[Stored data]
******************************

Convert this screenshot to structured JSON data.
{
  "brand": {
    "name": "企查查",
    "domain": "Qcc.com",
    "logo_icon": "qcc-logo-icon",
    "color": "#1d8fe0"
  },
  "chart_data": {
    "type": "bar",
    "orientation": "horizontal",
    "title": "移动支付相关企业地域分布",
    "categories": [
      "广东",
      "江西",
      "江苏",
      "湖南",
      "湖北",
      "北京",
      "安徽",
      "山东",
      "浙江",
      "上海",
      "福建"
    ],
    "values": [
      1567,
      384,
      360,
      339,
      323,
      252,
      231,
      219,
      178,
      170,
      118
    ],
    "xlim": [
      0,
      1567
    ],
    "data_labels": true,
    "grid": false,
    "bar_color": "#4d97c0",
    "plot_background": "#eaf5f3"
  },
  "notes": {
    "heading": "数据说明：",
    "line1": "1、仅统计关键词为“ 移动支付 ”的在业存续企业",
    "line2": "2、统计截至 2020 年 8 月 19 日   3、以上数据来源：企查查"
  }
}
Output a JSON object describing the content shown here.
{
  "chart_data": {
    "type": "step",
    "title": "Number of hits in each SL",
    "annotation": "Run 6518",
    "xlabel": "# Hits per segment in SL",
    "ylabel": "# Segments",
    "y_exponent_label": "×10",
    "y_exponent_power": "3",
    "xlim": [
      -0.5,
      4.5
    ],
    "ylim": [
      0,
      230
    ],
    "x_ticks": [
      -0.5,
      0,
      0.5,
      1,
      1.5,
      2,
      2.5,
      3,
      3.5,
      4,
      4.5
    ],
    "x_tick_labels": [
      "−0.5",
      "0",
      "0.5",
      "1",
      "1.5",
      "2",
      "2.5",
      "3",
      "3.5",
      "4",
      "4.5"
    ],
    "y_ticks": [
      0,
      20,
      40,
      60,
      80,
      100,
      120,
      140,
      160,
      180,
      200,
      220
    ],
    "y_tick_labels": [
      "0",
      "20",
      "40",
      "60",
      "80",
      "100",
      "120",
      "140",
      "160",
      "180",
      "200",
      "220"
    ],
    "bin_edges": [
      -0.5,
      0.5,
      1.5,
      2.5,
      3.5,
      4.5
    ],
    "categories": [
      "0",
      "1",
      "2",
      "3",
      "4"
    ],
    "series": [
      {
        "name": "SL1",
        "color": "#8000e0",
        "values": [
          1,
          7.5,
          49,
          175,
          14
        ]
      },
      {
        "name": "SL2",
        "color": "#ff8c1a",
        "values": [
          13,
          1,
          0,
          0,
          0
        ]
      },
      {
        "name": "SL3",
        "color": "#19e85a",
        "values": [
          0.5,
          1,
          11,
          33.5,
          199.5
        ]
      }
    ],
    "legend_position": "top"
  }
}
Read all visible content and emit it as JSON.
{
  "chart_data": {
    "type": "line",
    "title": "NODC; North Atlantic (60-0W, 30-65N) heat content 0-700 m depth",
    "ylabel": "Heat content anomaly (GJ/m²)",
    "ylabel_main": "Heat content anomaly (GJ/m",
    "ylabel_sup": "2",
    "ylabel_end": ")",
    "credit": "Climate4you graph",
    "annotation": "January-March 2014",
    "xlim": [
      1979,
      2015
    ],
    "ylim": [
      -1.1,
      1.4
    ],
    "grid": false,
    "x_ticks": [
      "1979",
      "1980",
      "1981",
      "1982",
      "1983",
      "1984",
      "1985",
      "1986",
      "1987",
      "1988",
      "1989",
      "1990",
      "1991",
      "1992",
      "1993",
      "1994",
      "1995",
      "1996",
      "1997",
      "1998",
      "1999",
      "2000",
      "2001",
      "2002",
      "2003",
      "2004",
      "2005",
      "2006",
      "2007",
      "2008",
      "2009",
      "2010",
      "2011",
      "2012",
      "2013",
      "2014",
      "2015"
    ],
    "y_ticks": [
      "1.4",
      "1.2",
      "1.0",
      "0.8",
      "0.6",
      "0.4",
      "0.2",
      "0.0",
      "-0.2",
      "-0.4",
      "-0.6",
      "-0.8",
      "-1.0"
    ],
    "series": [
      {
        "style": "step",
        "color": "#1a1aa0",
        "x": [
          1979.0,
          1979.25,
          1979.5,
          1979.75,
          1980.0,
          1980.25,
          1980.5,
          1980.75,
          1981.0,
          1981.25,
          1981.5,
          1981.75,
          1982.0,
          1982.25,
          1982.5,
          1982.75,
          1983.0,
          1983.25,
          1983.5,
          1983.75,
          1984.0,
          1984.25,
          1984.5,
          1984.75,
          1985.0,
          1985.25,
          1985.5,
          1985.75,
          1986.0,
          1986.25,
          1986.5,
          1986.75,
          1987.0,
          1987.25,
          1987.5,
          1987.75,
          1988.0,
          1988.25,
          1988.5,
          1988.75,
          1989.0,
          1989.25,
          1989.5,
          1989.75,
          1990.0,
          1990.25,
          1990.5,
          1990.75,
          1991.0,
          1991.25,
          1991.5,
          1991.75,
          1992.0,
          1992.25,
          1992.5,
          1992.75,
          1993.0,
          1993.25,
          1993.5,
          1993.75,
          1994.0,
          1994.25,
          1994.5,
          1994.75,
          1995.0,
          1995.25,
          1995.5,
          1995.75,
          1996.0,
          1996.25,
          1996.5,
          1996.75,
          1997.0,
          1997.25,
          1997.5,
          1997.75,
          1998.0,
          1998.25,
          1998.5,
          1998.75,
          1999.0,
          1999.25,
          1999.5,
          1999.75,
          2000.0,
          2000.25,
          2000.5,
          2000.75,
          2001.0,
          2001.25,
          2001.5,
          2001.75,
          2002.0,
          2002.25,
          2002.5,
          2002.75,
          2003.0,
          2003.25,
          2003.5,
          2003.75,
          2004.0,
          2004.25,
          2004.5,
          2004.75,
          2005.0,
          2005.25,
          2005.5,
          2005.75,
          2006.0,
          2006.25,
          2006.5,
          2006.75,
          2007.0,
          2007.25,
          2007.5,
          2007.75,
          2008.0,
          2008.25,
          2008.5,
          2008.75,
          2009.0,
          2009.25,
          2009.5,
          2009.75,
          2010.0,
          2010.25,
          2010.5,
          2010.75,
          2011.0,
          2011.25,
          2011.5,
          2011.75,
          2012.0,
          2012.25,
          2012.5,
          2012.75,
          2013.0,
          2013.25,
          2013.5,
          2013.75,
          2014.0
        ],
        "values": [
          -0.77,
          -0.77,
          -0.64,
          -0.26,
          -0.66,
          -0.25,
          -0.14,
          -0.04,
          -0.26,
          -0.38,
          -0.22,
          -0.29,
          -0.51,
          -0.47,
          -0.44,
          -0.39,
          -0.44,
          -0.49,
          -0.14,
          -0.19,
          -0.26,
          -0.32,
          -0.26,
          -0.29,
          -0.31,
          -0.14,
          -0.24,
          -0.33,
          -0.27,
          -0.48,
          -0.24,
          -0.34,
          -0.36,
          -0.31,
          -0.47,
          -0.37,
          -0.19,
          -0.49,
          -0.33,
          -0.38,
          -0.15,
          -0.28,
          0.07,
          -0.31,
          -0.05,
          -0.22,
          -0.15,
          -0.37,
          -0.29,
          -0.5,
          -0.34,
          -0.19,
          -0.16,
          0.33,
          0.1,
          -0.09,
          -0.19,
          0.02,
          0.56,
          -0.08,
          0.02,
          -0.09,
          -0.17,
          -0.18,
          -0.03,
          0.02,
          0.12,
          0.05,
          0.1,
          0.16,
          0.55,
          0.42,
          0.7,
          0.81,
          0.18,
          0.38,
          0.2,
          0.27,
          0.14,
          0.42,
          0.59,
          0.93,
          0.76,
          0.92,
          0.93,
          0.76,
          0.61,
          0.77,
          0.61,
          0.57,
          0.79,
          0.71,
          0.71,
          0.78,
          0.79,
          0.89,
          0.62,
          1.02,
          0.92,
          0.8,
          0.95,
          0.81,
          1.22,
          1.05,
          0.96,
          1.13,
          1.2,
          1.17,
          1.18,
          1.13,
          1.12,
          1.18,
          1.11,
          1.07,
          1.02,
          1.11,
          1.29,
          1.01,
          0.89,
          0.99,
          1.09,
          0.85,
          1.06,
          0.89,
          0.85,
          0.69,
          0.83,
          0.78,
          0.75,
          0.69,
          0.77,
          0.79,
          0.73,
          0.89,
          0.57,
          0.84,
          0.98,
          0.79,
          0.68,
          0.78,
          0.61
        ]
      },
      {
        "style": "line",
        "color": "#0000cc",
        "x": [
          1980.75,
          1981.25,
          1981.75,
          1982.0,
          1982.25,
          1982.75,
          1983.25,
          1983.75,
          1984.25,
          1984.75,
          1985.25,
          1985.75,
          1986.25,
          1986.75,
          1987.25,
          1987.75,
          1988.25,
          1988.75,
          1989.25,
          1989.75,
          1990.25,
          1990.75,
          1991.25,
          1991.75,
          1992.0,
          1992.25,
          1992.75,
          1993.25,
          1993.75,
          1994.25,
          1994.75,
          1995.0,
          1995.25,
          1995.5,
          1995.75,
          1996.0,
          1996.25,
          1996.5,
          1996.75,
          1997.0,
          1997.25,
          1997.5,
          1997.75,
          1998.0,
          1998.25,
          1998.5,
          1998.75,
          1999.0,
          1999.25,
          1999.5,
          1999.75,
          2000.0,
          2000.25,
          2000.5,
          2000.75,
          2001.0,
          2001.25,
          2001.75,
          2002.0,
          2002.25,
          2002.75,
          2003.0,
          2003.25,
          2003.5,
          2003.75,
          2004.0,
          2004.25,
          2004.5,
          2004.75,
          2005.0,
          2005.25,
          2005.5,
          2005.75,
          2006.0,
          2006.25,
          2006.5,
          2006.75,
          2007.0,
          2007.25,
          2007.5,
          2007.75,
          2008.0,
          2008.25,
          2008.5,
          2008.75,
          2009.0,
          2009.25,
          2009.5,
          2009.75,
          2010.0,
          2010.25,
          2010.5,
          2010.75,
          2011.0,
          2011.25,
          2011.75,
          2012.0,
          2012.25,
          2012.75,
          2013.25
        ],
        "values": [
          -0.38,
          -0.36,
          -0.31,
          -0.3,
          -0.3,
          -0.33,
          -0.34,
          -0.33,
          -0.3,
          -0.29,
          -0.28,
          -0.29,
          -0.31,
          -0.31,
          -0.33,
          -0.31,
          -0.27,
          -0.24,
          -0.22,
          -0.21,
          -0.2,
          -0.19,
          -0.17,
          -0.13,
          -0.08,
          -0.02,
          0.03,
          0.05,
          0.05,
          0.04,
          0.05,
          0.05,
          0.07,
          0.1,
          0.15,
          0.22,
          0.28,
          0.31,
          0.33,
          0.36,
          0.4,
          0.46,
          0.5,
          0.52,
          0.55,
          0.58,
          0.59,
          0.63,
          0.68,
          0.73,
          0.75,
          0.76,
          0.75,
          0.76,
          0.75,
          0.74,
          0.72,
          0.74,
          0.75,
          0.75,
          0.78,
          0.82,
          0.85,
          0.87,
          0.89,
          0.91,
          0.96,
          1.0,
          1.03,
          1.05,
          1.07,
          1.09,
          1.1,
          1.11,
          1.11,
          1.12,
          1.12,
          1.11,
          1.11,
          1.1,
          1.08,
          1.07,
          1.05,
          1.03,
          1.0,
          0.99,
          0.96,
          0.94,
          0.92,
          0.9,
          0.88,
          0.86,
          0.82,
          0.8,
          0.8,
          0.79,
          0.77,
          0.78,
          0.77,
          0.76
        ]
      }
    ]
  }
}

******************************

- Given request -
Above are lines of data; state how many of them contain the word "content", with no other output.

- Final result -
5